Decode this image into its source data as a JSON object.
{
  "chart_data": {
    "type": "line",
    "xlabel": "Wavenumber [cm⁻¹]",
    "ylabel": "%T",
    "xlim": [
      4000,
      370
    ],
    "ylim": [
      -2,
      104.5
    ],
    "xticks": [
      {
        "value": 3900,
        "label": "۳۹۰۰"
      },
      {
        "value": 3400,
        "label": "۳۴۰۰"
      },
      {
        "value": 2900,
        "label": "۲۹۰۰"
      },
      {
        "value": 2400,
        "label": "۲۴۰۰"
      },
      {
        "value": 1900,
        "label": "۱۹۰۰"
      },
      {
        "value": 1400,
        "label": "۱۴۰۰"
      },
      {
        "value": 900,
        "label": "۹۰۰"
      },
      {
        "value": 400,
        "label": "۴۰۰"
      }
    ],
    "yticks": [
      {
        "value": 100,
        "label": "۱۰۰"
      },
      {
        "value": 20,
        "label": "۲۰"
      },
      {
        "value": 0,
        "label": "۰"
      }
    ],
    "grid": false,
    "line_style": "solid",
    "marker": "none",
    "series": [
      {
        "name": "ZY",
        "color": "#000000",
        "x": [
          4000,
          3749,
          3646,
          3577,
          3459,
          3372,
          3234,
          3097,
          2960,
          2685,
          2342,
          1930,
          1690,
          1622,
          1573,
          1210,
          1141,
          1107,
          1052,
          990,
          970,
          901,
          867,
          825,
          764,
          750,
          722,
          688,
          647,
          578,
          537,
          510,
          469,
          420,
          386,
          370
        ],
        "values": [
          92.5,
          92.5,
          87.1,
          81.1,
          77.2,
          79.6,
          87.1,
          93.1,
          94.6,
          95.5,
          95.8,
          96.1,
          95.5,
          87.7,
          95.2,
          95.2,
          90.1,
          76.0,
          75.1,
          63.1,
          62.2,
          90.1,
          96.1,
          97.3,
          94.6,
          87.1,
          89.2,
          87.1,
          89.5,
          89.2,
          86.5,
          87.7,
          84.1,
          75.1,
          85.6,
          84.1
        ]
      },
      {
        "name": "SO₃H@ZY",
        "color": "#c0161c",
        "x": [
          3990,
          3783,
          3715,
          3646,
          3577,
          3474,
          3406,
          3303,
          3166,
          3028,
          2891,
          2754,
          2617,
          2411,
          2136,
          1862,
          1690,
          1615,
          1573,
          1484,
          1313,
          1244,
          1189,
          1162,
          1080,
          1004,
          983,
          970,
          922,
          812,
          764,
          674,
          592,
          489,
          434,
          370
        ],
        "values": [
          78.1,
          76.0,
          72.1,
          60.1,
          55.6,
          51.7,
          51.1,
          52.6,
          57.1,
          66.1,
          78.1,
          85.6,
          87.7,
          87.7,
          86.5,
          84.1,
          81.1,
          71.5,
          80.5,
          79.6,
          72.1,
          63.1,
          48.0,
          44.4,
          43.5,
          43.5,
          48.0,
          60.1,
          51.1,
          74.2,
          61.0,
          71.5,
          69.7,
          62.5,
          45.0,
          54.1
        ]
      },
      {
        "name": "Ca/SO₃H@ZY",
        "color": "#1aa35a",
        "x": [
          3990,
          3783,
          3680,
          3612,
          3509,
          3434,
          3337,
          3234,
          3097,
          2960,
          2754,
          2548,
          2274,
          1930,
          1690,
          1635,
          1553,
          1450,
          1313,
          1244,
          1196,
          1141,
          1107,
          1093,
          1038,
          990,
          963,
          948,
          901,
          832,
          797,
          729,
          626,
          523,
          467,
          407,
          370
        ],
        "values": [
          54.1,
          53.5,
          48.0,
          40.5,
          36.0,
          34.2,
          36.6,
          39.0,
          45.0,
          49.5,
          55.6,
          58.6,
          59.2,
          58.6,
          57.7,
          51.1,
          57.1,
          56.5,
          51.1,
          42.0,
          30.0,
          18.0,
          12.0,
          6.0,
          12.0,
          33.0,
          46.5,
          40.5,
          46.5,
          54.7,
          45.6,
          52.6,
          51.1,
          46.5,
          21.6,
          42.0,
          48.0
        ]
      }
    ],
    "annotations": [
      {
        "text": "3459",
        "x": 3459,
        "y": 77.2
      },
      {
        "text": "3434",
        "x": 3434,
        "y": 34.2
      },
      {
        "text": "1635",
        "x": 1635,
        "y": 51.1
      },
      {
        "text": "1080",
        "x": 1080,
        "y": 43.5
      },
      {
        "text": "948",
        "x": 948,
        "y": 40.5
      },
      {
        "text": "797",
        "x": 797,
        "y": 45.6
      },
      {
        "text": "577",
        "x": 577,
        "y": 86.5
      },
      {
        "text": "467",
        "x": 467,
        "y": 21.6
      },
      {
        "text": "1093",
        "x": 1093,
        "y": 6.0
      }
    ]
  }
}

...

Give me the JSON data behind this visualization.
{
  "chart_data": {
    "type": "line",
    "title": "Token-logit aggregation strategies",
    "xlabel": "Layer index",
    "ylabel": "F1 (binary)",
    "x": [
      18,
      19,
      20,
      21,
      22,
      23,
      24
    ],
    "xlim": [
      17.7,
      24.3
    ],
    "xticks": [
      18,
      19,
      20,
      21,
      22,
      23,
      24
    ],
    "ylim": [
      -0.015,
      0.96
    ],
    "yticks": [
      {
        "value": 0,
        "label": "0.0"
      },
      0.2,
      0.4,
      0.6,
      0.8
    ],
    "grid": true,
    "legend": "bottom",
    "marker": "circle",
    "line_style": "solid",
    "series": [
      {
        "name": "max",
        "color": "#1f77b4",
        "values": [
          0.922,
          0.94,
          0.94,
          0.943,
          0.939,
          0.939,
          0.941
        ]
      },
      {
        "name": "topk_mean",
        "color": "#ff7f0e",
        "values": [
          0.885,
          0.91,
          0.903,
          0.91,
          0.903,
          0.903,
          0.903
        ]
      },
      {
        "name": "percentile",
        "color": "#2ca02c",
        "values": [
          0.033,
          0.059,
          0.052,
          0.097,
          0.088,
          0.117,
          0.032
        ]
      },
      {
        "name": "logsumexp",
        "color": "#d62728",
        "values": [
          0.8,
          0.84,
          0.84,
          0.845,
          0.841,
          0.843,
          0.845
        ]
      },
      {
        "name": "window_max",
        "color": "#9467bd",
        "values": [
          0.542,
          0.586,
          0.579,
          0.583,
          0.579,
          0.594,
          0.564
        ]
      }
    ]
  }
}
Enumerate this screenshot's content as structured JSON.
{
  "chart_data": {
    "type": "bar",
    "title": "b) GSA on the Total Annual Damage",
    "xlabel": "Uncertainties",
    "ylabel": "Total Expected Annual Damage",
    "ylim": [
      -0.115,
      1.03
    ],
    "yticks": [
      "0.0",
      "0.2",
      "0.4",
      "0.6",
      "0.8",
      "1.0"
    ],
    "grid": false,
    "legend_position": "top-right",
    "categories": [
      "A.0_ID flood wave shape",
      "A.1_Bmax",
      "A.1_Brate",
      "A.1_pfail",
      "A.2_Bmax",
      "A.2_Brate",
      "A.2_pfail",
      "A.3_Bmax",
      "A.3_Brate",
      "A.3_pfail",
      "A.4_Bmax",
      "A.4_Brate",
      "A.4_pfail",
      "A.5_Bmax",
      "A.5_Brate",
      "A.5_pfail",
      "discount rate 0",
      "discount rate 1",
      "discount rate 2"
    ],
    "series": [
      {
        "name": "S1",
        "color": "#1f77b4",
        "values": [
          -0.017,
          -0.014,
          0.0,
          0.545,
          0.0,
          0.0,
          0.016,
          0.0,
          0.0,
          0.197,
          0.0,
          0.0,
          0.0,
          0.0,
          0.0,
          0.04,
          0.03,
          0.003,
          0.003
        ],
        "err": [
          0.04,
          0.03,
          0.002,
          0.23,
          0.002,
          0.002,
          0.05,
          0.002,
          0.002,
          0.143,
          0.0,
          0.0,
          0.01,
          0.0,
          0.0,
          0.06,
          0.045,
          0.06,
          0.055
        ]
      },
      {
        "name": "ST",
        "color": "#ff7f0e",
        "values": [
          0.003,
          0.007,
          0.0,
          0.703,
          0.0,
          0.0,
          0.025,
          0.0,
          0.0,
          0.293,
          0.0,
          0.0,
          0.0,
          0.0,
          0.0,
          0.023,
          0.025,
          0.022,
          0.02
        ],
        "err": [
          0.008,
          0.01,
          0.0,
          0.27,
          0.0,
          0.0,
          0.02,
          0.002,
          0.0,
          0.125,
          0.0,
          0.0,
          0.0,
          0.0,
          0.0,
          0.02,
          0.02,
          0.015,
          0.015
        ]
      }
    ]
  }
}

= Request =
Gather each line of the listing that holds the string "ylabel".

= Completed task =
    "ylabel": "%T",
    "ylabel": "F1 (binary)",
    "ylabel": "Total Expected Annual Damage",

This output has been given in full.